• What you have to do:
Please pick out and copy every row below that contains the string "list", treating uppercase and lowercase as different.

───── Supplied records ─────

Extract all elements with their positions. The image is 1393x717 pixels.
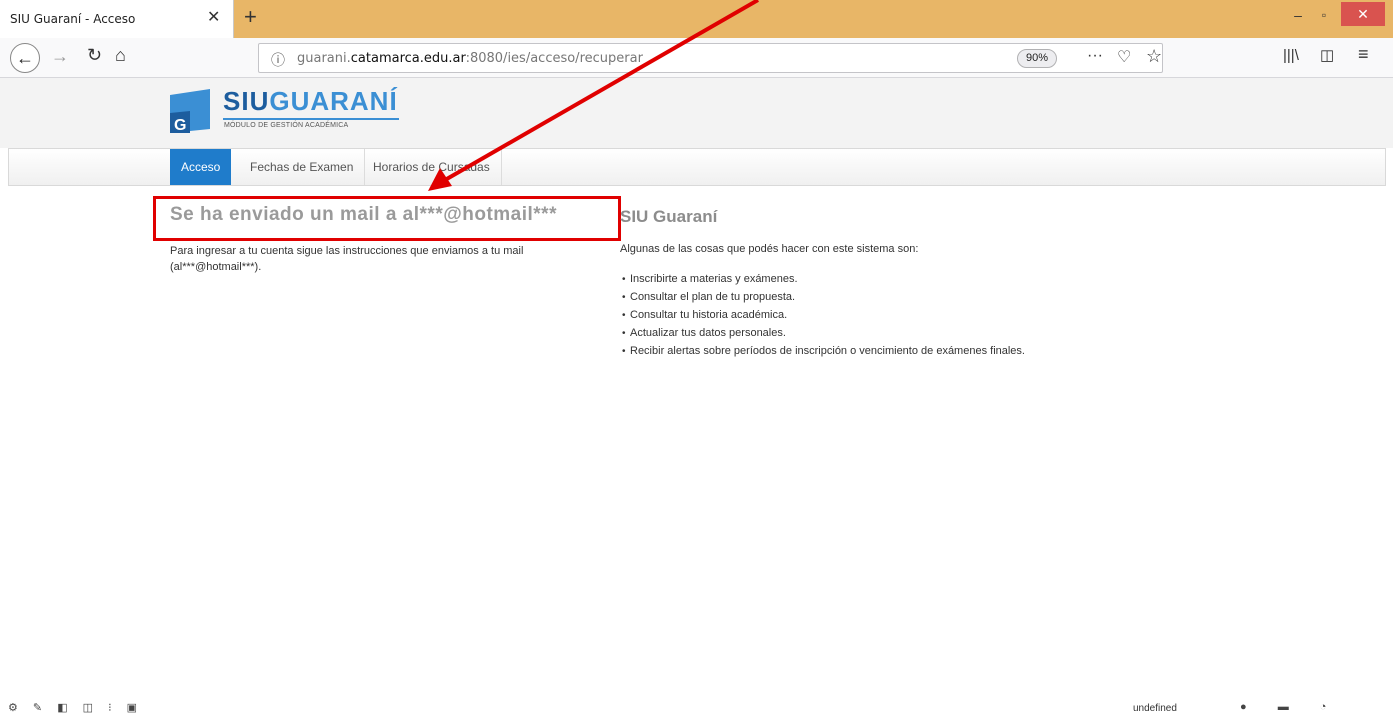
url-text[interactable]: guarani.catamarca.edu.ar:8080/ies/acceso… [297,51,643,66]
browser-nav-bar: ← → ↻ ⌂ ⓘ guarani.catamarca.edu.ar:8080/… [0,38,1393,78]
status-left-icons[interactable]: ⚙ ✎ ◧ ◫ ⁝ ▣ [8,701,143,714]
site-menu-bar: Acceso Fechas de Examen Horarios de Curs… [8,148,1386,186]
bullet-icon: • [622,310,626,321]
status-right-icons[interactable]: ● ▬ ◔ [1240,701,1340,713]
logo-underline [223,118,399,120]
forward-arrow-icon[interactable]: → [51,46,69,67]
url-suffix: :8080/ies/acceso/recuperar [465,51,643,66]
features-list: • Inscribirte a materias y exámenes. • Con… [622,270,1025,360]
bookmark-star-icon[interactable]: ☆ [1146,46,1162,67]
pocket-icon[interactable]: ♡ [1117,47,1131,67]
list-item: • Consultar tu historia académica. [622,306,1025,324]
browser-tab-bar: SIU Guaraní - Acceso ✕ + – ▫ ✕ [0,0,1393,38]
site-header: G SIUGUARANÍ MÓDULO DE GESTIÓN ACADÉMICA [0,78,1393,148]
zoom-level-badge[interactable]: 90% [1017,49,1057,68]
window-maximize-button[interactable]: ▫ [1313,4,1335,26]
bullet-icon: • [622,328,626,339]
url-domain: catamarca.edu.ar [350,51,466,66]
bullet-icon: • [622,346,626,357]
siu-logo-icon: G [170,89,210,133]
url-prefix: guarani. [297,51,351,66]
annotation-highlight-box [153,196,621,241]
list-item: • Consultar el plan de tu propuesta. [622,288,1025,306]
tab-title: SIU Guaraní - Acceso [10,12,136,26]
library-icon[interactable]: |||\ [1283,47,1299,64]
logo-guarani: GUARANÍ [269,86,398,116]
sidebar-icon[interactable]: ◫ [1320,46,1334,64]
list-item: • Inscribirte a materias y exámenes. [622,270,1025,288]
menu-item-horarios-cursadas[interactable]: Horarios de Cursadas [362,149,502,185]
site-info-icon[interactable]: ⓘ [271,50,285,70]
bullet-icon: • [622,292,626,303]
more-actions-icon[interactable]: ··· [1087,47,1103,65]
logo-siu: SIU [223,86,270,116]
logo-letter: G [174,117,186,133]
window-close-button[interactable]: ✕ [1341,2,1385,26]
back-arrow-icon[interactable]: ← [10,43,40,73]
logo-subtitle: MÓDULO DE GESTIÓN ACADÉMICA [224,122,349,129]
features-intro: Algunas de las cosas que podés hacer con… [620,243,919,255]
status-text: undefined [1133,703,1177,714]
new-tab-button[interactable]: + [244,4,257,30]
hamburger-menu-icon[interactable]: ≡ [1358,44,1369,65]
menu-item-acceso[interactable]: Acceso [170,149,232,185]
tab-close-icon[interactable]: ✕ [207,8,220,28]
instructions-line-1: Para ingresar a tu cuenta sigue las inst… [170,245,524,257]
instructions-line-2: (al***@hotmail***). [170,261,262,273]
list-item: • Actualizar tus datos personales. [622,324,1025,342]
mail-sent-instructions: Para ingresar a tu cuenta sigue las inst… [170,243,600,275]
window-minimize-button[interactable]: – [1287,4,1309,26]
home-icon[interactable]: ⌂ [115,45,126,66]
bullet-icon: • [622,274,626,285]
reload-icon[interactable]: ↻ [87,45,102,66]
bottom-status-bar: ⚙ ✎ ◧ ◫ ⁝ ▣ undefined ● ▬ ◔ [0,700,1393,717]
site-logo-text[interactable]: SIUGUARANÍ [223,86,398,117]
list-item: • Recibir alertas sobre períodos de inscr… [622,342,1025,360]
browser-tab[interactable]: SIU Guaraní - Acceso ✕ [0,0,234,38]
siu-guarani-heading: SIU Guaraní [620,207,718,226]
menu-item-fechas-examen[interactable]: Fechas de Examen [239,149,366,185]
url-bar[interactable]: ⓘ guarani.catamarca.edu.ar:8080/ies/acce… [258,43,1163,73]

─────

• Answer to the problem:
features-list: • Inscribirte a materias y exámenes. • Con… [622,270,1025,360]
list-item: • Consultar tu historia académica. [622,306,1025,324]
list-item: • Consultar el plan de tu propuesta. [622,288,1025,306]
list-item: • Inscribirte a materias y exámenes. [622,270,1025,288]
list-item: • Actualizar tus datos personales. [622,324,1025,342]
list-item: • Recibir alertas sobre períodos de inscr… [622,342,1025,360]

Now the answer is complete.